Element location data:
==*==

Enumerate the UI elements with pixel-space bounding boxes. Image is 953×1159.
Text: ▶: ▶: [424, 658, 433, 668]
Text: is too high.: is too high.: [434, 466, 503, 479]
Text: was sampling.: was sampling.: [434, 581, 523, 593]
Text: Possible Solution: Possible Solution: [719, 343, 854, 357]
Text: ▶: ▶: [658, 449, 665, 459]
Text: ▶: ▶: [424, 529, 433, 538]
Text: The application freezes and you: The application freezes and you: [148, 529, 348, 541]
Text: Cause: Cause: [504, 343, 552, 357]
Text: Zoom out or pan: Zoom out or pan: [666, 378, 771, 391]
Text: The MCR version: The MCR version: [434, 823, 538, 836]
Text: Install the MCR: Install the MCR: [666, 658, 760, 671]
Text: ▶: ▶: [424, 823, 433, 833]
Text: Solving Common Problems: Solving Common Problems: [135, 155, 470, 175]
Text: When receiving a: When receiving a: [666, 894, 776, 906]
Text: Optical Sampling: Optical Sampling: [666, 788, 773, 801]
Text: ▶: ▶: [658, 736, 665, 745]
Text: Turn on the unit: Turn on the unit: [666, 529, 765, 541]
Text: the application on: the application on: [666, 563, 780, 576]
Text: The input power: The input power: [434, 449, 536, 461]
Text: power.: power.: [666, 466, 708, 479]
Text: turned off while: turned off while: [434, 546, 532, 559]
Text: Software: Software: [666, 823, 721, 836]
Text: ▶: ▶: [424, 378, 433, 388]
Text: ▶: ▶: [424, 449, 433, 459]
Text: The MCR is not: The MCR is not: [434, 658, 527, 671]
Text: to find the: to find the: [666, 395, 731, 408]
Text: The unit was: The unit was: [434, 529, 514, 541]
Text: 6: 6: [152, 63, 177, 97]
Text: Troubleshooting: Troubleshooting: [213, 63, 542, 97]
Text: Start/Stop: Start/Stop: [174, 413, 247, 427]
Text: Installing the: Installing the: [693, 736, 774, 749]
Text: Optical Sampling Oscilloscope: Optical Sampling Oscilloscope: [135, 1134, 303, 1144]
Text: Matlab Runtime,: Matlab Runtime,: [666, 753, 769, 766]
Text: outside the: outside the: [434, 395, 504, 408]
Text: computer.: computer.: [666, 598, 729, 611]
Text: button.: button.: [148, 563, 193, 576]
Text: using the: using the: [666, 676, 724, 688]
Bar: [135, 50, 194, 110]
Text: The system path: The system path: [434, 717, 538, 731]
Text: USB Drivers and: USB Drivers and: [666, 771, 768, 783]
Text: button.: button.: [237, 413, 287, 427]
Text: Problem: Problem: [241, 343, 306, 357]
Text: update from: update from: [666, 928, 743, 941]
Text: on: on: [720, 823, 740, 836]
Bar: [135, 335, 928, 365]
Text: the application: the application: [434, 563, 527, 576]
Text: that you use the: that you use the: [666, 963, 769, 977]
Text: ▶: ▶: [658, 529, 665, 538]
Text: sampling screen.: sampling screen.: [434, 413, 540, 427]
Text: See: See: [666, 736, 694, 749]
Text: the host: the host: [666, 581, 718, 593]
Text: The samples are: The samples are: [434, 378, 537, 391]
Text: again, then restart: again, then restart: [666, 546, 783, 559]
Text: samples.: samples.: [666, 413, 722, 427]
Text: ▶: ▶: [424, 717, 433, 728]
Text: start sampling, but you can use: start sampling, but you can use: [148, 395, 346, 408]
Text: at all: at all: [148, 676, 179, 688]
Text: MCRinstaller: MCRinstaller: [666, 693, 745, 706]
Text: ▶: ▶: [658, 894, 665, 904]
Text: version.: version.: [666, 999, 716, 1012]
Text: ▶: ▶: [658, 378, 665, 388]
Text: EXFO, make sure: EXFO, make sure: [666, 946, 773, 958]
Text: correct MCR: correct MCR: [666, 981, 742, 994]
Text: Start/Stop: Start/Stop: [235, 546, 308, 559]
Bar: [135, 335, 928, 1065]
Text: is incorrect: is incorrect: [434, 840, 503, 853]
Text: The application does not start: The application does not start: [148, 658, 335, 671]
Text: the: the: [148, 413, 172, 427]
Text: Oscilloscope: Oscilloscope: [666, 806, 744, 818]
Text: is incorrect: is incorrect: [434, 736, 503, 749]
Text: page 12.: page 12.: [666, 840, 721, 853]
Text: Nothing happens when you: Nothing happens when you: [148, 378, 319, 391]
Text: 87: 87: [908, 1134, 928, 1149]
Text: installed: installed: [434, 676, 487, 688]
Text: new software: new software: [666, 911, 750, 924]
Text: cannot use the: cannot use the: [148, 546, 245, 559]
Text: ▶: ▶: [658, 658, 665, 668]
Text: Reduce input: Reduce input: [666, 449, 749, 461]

==*==

Can you return, word for word, the lines of the material from its first line through the line containing "Text: power.: power.: [666, 466, 708, 479]", inclusive?

Enumerate the UI elements with pixel-space bounding boxes. Image is 953×1159.
Text: ▶: ▶: [424, 658, 433, 668]
Text: is too high.: is too high.: [434, 466, 503, 479]
Text: was sampling.: was sampling.: [434, 581, 523, 593]
Text: Possible Solution: Possible Solution: [719, 343, 854, 357]
Text: ▶: ▶: [658, 449, 665, 459]
Text: ▶: ▶: [424, 529, 433, 538]
Text: The application freezes and you: The application freezes and you: [148, 529, 348, 541]
Text: Cause: Cause: [504, 343, 552, 357]
Text: Zoom out or pan: Zoom out or pan: [666, 378, 771, 391]
Text: The MCR version: The MCR version: [434, 823, 538, 836]
Text: Install the MCR: Install the MCR: [666, 658, 760, 671]
Text: ▶: ▶: [424, 823, 433, 833]
Text: Solving Common Problems: Solving Common Problems: [135, 155, 470, 175]
Text: When receiving a: When receiving a: [666, 894, 776, 906]
Text: Optical Sampling: Optical Sampling: [666, 788, 773, 801]
Text: ▶: ▶: [658, 736, 665, 745]
Text: Turn on the unit: Turn on the unit: [666, 529, 765, 541]
Text: the application on: the application on: [666, 563, 780, 576]
Text: The input power: The input power: [434, 449, 536, 461]
Text: power.: power.: [666, 466, 708, 479]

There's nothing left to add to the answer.